[EXERCISE PROMPT] Extract every line from the records below that contains the word "type".

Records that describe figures
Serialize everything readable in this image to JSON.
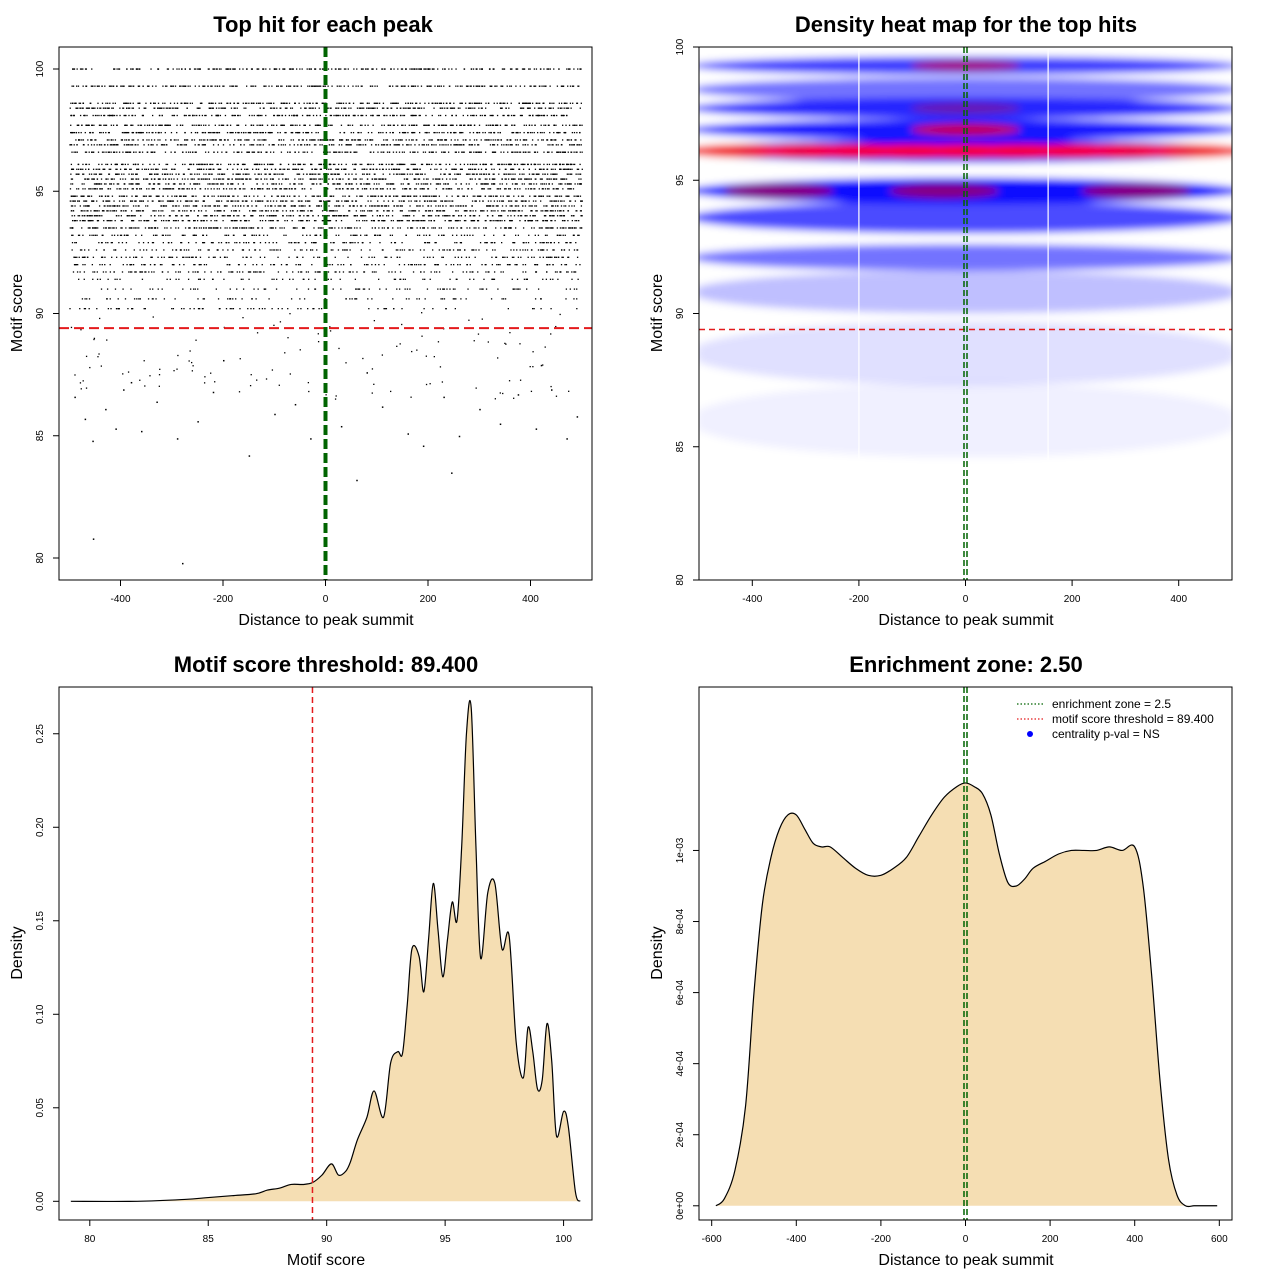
{
  "colors": {
    "threshold_line": "#e41a1c",
    "center_line": "#006400",
    "density_fill": "#f5deb3",
    "heat_low": "#ffffff",
    "heat_mid": "#0000ff",
    "heat_high": "#ff0000",
    "legend_dot": "#0000ff"
  },
  "chart_data": [
    {
      "id": "scatter",
      "type": "scatter",
      "title": "Top hit for each peak",
      "xlabel": "Distance to peak summit",
      "ylabel": "Motif score",
      "xlim": [
        -520,
        520
      ],
      "ylim": [
        79.1,
        100.9
      ],
      "xticks": [
        -400,
        -200,
        0,
        200,
        400
      ],
      "yticks": [
        80,
        85,
        90,
        95,
        100
      ],
      "threshold": 89.4,
      "center": 0,
      "score_levels": [
        100,
        99.3,
        98.6,
        98.4,
        98.1,
        97.7,
        97.4,
        97.1,
        96.9,
        96.6,
        96.1,
        95.9,
        95.7,
        95.5,
        95.3,
        95.1,
        94.8,
        94.6,
        94.4,
        94.2,
        94.0,
        93.8,
        93.5,
        93.2,
        92.9,
        92.6,
        92.3,
        92.0,
        91.7,
        91.4,
        91.0,
        90.6,
        90.2
      ],
      "outlier_points": [
        {
          "x": -470,
          "y": 85.7
        },
        {
          "x": -455,
          "y": 84.8
        },
        {
          "x": -430,
          "y": 86.1
        },
        {
          "x": -410,
          "y": 85.3
        },
        {
          "x": -395,
          "y": 86.9
        },
        {
          "x": -360,
          "y": 85.2
        },
        {
          "x": -330,
          "y": 86.4
        },
        {
          "x": -290,
          "y": 84.9
        },
        {
          "x": -250,
          "y": 85.6
        },
        {
          "x": -220,
          "y": 86.8
        },
        {
          "x": -150,
          "y": 84.2
        },
        {
          "x": -100,
          "y": 85.9
        },
        {
          "x": -60,
          "y": 86.3
        },
        {
          "x": -30,
          "y": 84.9
        },
        {
          "x": 30,
          "y": 85.4
        },
        {
          "x": 60,
          "y": 83.2
        },
        {
          "x": 110,
          "y": 86.2
        },
        {
          "x": 160,
          "y": 85.1
        },
        {
          "x": 190,
          "y": 84.6
        },
        {
          "x": 230,
          "y": 86.6
        },
        {
          "x": 260,
          "y": 85.0
        },
        {
          "x": 300,
          "y": 86.1
        },
        {
          "x": 340,
          "y": 85.5
        },
        {
          "x": 375,
          "y": 86.7
        },
        {
          "x": 410,
          "y": 85.3
        },
        {
          "x": 440,
          "y": 86.9
        },
        {
          "x": 470,
          "y": 84.9
        },
        {
          "x": 490,
          "y": 85.8
        },
        {
          "x": -490,
          "y": 86.6
        },
        {
          "x": 245,
          "y": 83.5
        },
        {
          "x": -454,
          "y": 80.8
        },
        {
          "x": -280,
          "y": 79.8
        },
        {
          "x": -200,
          "y": 88.1
        },
        {
          "x": 80,
          "y": 87.6
        },
        {
          "x": -380,
          "y": 87.2
        },
        {
          "x": 420,
          "y": 87.9
        }
      ]
    },
    {
      "id": "heatmap",
      "type": "heatmap",
      "title": "Density heat map for the top hits",
      "xlabel": "Distance to peak summit",
      "ylabel": "Motif score",
      "xlim": [
        -500,
        500
      ],
      "ylim": [
        80,
        100
      ],
      "xticks": [
        -400,
        -200,
        0,
        200,
        400
      ],
      "yticks": [
        80,
        85,
        90,
        95,
        100
      ],
      "threshold": 89.4,
      "center": 0,
      "white_vlines": [
        -200,
        155
      ],
      "bands": [
        {
          "y": 99.3,
          "intensity": 0.75,
          "width": 0.35,
          "hot_x": [
            0
          ],
          "hot": 0.55
        },
        {
          "y": 98.4,
          "intensity": 0.55,
          "width": 0.45,
          "hot_x": [],
          "hot": 0
        },
        {
          "y": 97.7,
          "intensity": 0.85,
          "width": 0.4,
          "hot_x": [
            0
          ],
          "hot": 0.3
        },
        {
          "y": 96.9,
          "intensity": 0.9,
          "width": 0.4,
          "hot_x": [
            0
          ],
          "hot": 0.75
        },
        {
          "y": 96.1,
          "intensity": 1.0,
          "width": 0.45,
          "hot_x": [
            -420,
            -300,
            -200,
            -100,
            0,
            100,
            200,
            300,
            420
          ],
          "hot": 0.95
        },
        {
          "y": 94.6,
          "intensity": 0.95,
          "width": 0.5,
          "hot_x": [
            -350,
            -40,
            320
          ],
          "hot": 0.5
        },
        {
          "y": 93.6,
          "intensity": 0.7,
          "width": 0.6,
          "hot_x": [],
          "hot": 0
        },
        {
          "y": 92.1,
          "intensity": 0.55,
          "width": 0.5,
          "hot_x": [],
          "hot": 0
        },
        {
          "y": 90.8,
          "intensity": 0.25,
          "width": 0.8,
          "hot_x": [],
          "hot": 0
        },
        {
          "y": 88.5,
          "intensity": 0.12,
          "width": 1.2,
          "hot_x": [],
          "hot": 0
        },
        {
          "y": 86.0,
          "intensity": 0.06,
          "width": 1.4,
          "hot_x": [],
          "hot": 0
        }
      ]
    },
    {
      "id": "score_density",
      "type": "area",
      "title": "Motif score threshold: 89.400",
      "xlabel": "Motif score",
      "ylabel": "Density",
      "xlim": [
        78.7,
        101.2
      ],
      "ylim": [
        -0.01,
        0.275
      ],
      "xticks": [
        80,
        85,
        90,
        95,
        100
      ],
      "yticks": [
        0.0,
        0.05,
        0.1,
        0.15,
        0.2,
        0.25
      ],
      "ytick_labels": [
        "0.00",
        "0.05",
        "0.10",
        "0.15",
        "0.20",
        "0.25"
      ],
      "threshold": 89.4,
      "x": [
        79.2,
        82.0,
        84.0,
        85.0,
        86.0,
        87.0,
        87.5,
        88.0,
        88.5,
        89.0,
        89.4,
        89.8,
        90.2,
        90.5,
        90.8,
        91.0,
        91.3,
        91.7,
        92.0,
        92.4,
        92.7,
        93.0,
        93.2,
        93.4,
        93.6,
        93.9,
        94.1,
        94.3,
        94.5,
        94.7,
        94.9,
        95.1,
        95.3,
        95.5,
        95.7,
        95.9,
        96.1,
        96.3,
        96.5,
        96.8,
        97.1,
        97.4,
        97.7,
        98.0,
        98.3,
        98.5,
        98.7,
        98.9,
        99.1,
        99.3,
        99.5,
        99.7,
        100.0,
        100.2,
        100.5,
        100.7
      ],
      "values": [
        0.0,
        0.0,
        0.001,
        0.002,
        0.003,
        0.004,
        0.006,
        0.007,
        0.009,
        0.009,
        0.01,
        0.014,
        0.02,
        0.014,
        0.016,
        0.021,
        0.033,
        0.045,
        0.059,
        0.045,
        0.074,
        0.08,
        0.079,
        0.105,
        0.135,
        0.131,
        0.112,
        0.14,
        0.17,
        0.145,
        0.12,
        0.14,
        0.16,
        0.15,
        0.19,
        0.25,
        0.264,
        0.19,
        0.13,
        0.165,
        0.17,
        0.135,
        0.142,
        0.085,
        0.066,
        0.093,
        0.08,
        0.06,
        0.065,
        0.095,
        0.075,
        0.035,
        0.048,
        0.04,
        0.005,
        0.0
      ]
    },
    {
      "id": "distance_density",
      "type": "area",
      "title": "Enrichment zone: 2.50",
      "xlabel": "Distance to peak summit",
      "ylabel": "Density",
      "xlim": [
        -630,
        630
      ],
      "ylim": [
        -4e-05,
        0.00146
      ],
      "xticks": [
        -600,
        -400,
        -200,
        0,
        200,
        400,
        600
      ],
      "yticks": [
        0,
        0.0002,
        0.0004,
        0.0006,
        0.0008,
        0.001
      ],
      "ytick_labels": [
        "0e+00",
        "2e-04",
        "4e-04",
        "6e-04",
        "8e-04",
        "1e-03"
      ],
      "center": 0,
      "x": [
        -590,
        -570,
        -545,
        -520,
        -500,
        -480,
        -460,
        -440,
        -420,
        -400,
        -380,
        -360,
        -340,
        -320,
        -290,
        -260,
        -230,
        -200,
        -170,
        -140,
        -110,
        -80,
        -50,
        -20,
        0,
        20,
        40,
        60,
        80,
        100,
        120,
        140,
        160,
        190,
        220,
        250,
        280,
        310,
        340,
        370,
        400,
        420,
        440,
        460,
        480,
        500,
        520,
        540,
        560,
        580,
        595
      ],
      "values": [
        0,
        2e-05,
        0.0001,
        0.00028,
        0.0006,
        0.00085,
        0.00098,
        0.00106,
        0.0011,
        0.0011,
        0.00106,
        0.00102,
        0.00101,
        0.00101,
        0.00098,
        0.00095,
        0.00093,
        0.00093,
        0.00095,
        0.00098,
        0.00104,
        0.0011,
        0.00115,
        0.00118,
        0.00119,
        0.00118,
        0.00116,
        0.0011,
        0.00099,
        0.00091,
        0.0009,
        0.00092,
        0.00095,
        0.00097,
        0.00099,
        0.001,
        0.001,
        0.001,
        0.00101,
        0.001,
        0.00101,
        0.0009,
        0.00065,
        0.00035,
        0.00013,
        3e-05,
        0.0,
        0.0,
        0.0,
        0.0,
        0.0
      ],
      "legend": [
        {
          "label": "enrichment zone = 2.5",
          "kind": "dotted-line",
          "color": "#006400"
        },
        {
          "label": "motif score threshold = 89.400",
          "kind": "dotted-line",
          "color": "#e41a1c"
        },
        {
          "label": "centrality p-val = NS",
          "kind": "point",
          "color": "#0000ff"
        }
      ]
    }
  ]
}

[SOLUTION TO THIS PROBLEM]
      "type": "scatter",
      "type": "heatmap",
      "type": "area",
      "type": "area",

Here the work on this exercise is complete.